■ Written task: Gather up all lines that carry the word "this".

[Records about charts and figures]
-- begin --
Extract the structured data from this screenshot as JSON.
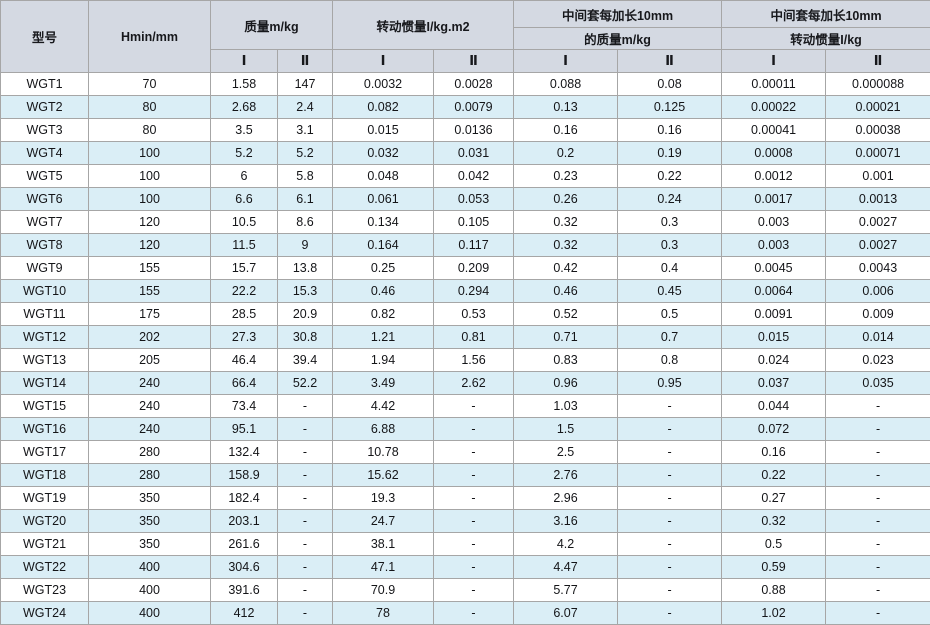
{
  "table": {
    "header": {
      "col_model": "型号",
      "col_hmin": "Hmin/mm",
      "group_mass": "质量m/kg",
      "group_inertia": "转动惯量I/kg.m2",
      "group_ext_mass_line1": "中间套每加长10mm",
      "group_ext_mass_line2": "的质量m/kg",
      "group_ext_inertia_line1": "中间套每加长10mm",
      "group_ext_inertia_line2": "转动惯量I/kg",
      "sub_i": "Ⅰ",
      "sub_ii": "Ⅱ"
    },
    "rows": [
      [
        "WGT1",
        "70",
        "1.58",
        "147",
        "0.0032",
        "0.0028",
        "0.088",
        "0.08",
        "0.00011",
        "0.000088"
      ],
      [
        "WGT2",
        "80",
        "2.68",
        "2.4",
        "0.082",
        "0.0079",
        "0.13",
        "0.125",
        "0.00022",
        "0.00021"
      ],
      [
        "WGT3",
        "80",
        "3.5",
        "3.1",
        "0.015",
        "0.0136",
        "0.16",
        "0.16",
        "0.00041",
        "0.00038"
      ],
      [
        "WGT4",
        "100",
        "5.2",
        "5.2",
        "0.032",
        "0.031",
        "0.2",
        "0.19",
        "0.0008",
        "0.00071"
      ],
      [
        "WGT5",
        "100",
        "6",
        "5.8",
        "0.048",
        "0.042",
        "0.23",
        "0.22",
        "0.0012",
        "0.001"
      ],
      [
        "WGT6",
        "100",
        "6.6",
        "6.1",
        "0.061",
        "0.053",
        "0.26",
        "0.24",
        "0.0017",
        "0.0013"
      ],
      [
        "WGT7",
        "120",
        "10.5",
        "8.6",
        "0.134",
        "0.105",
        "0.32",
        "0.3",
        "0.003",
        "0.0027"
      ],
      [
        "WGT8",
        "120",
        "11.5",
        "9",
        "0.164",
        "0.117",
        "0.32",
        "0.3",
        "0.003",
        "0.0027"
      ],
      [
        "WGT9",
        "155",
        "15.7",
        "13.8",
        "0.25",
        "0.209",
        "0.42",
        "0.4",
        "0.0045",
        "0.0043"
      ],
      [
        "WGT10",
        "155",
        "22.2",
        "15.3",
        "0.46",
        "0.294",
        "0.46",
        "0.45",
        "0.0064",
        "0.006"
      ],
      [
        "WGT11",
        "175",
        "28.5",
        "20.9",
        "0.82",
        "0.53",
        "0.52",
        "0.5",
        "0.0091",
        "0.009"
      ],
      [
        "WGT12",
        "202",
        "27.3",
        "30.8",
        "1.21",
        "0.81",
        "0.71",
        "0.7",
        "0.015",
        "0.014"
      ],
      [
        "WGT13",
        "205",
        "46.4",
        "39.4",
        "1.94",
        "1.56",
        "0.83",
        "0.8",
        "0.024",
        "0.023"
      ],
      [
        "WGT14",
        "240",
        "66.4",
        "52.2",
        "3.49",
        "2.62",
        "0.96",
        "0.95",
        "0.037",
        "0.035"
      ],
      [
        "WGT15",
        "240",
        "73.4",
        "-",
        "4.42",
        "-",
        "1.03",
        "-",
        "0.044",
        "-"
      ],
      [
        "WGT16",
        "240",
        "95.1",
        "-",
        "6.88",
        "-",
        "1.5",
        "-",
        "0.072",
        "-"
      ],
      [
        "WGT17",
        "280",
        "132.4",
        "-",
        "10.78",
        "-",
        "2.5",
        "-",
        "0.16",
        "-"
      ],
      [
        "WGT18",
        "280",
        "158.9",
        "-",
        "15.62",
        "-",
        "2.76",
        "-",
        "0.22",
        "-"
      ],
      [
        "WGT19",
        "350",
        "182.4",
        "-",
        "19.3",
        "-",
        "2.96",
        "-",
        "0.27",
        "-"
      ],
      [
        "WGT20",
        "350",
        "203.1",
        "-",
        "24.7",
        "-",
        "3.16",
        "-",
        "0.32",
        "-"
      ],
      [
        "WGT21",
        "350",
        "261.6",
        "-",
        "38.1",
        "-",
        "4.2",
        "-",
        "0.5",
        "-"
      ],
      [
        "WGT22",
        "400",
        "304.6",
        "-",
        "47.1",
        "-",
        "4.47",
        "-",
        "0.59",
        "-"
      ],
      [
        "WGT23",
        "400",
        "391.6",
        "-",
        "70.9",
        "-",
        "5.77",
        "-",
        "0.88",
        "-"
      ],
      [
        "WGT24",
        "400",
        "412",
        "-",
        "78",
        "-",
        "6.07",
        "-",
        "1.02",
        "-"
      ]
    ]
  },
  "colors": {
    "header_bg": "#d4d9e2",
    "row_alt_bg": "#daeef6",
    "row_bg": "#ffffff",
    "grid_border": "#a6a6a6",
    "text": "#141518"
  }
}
-- end --
-- begin --
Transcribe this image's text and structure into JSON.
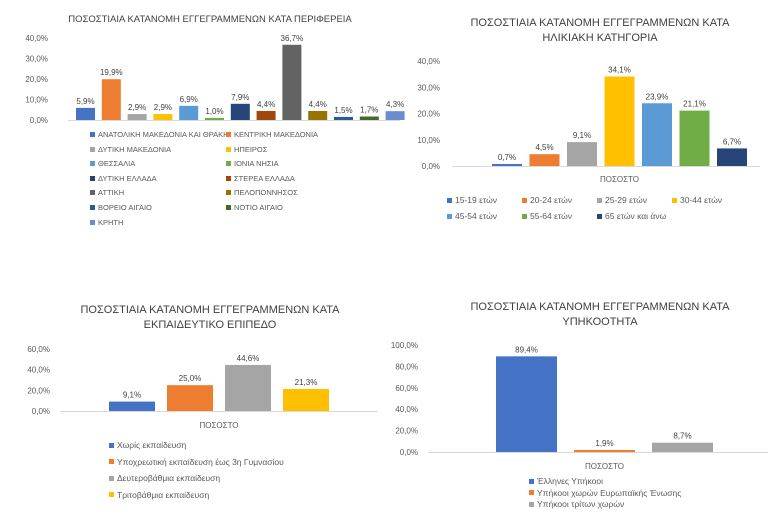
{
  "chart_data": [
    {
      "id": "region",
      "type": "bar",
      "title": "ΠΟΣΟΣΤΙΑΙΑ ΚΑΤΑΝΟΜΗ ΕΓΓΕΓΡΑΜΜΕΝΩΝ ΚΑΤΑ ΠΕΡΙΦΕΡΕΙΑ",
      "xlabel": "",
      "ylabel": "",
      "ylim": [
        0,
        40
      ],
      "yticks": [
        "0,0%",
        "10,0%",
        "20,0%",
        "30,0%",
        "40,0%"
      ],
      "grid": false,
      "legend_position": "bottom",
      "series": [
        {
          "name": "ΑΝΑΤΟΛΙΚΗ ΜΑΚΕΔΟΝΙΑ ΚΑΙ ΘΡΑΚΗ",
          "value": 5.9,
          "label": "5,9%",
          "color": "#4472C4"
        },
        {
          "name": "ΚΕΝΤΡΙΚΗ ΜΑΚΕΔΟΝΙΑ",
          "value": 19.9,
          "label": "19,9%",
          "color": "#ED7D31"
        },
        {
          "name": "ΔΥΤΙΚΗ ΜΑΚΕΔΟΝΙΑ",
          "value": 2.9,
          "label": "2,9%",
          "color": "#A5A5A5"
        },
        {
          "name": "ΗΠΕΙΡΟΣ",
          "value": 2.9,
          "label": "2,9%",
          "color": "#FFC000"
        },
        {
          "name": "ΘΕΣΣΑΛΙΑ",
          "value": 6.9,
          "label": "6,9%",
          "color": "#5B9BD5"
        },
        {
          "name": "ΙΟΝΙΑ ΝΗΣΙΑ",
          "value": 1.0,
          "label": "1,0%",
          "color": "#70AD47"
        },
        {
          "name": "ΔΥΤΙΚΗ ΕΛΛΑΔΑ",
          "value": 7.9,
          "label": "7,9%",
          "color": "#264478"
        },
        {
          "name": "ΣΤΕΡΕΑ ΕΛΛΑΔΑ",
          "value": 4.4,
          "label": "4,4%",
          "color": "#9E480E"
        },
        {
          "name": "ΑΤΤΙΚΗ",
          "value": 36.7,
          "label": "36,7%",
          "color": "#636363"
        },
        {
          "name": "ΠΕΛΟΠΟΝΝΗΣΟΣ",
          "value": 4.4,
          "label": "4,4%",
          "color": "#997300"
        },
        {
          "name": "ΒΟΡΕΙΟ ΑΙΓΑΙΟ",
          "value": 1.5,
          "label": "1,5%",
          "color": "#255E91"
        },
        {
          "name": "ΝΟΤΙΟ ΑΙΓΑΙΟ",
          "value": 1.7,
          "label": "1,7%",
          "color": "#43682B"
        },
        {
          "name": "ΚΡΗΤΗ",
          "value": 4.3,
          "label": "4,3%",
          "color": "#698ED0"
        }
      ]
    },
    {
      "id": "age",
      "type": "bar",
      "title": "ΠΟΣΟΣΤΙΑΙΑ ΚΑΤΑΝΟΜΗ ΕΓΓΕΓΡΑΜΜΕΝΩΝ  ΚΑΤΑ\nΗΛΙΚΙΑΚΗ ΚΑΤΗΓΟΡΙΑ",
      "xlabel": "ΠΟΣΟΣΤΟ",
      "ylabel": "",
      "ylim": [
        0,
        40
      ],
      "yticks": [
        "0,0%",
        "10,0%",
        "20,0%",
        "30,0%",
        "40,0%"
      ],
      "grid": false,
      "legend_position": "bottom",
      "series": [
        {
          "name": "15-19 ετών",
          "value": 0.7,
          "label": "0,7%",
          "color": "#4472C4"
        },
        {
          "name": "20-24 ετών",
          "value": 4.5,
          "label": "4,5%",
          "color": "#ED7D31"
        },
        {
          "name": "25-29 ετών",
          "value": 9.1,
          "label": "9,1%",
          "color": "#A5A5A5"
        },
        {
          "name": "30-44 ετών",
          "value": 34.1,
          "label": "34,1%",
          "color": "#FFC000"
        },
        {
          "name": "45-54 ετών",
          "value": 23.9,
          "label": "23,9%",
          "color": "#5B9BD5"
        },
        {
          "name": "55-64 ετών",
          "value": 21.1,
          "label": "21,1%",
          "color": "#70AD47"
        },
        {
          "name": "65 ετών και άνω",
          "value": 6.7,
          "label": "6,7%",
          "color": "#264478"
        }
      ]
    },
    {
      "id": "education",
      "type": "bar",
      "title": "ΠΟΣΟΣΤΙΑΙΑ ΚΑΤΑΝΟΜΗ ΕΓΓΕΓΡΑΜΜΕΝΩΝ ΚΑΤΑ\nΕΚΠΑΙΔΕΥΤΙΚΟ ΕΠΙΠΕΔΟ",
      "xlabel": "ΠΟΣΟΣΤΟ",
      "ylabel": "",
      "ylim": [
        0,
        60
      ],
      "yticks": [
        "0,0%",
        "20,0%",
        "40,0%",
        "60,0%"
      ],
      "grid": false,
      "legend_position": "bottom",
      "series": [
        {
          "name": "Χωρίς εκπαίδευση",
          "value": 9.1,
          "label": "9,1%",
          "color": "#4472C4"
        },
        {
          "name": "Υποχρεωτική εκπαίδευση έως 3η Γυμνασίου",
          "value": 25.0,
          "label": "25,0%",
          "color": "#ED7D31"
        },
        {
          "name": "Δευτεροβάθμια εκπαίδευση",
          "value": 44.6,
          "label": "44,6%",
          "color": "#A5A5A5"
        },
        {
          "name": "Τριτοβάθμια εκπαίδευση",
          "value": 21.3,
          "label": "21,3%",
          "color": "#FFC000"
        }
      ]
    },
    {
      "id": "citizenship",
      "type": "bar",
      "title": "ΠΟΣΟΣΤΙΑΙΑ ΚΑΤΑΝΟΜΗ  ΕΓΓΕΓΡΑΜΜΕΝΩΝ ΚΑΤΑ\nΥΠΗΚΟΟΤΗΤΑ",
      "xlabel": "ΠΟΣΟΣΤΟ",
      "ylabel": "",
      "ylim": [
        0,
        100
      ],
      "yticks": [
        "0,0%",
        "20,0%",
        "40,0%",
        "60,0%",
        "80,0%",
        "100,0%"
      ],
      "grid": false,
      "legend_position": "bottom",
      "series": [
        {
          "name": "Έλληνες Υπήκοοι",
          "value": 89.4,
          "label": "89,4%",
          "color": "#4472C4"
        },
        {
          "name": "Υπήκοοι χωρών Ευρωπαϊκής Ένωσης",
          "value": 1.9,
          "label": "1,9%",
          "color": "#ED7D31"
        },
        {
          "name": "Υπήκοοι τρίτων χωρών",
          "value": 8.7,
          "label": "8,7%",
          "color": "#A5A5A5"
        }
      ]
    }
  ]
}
-- end --
■ The output:
Extract the structured data from this screenshot as JSON.
Transcribe this image's text and structure into JSON.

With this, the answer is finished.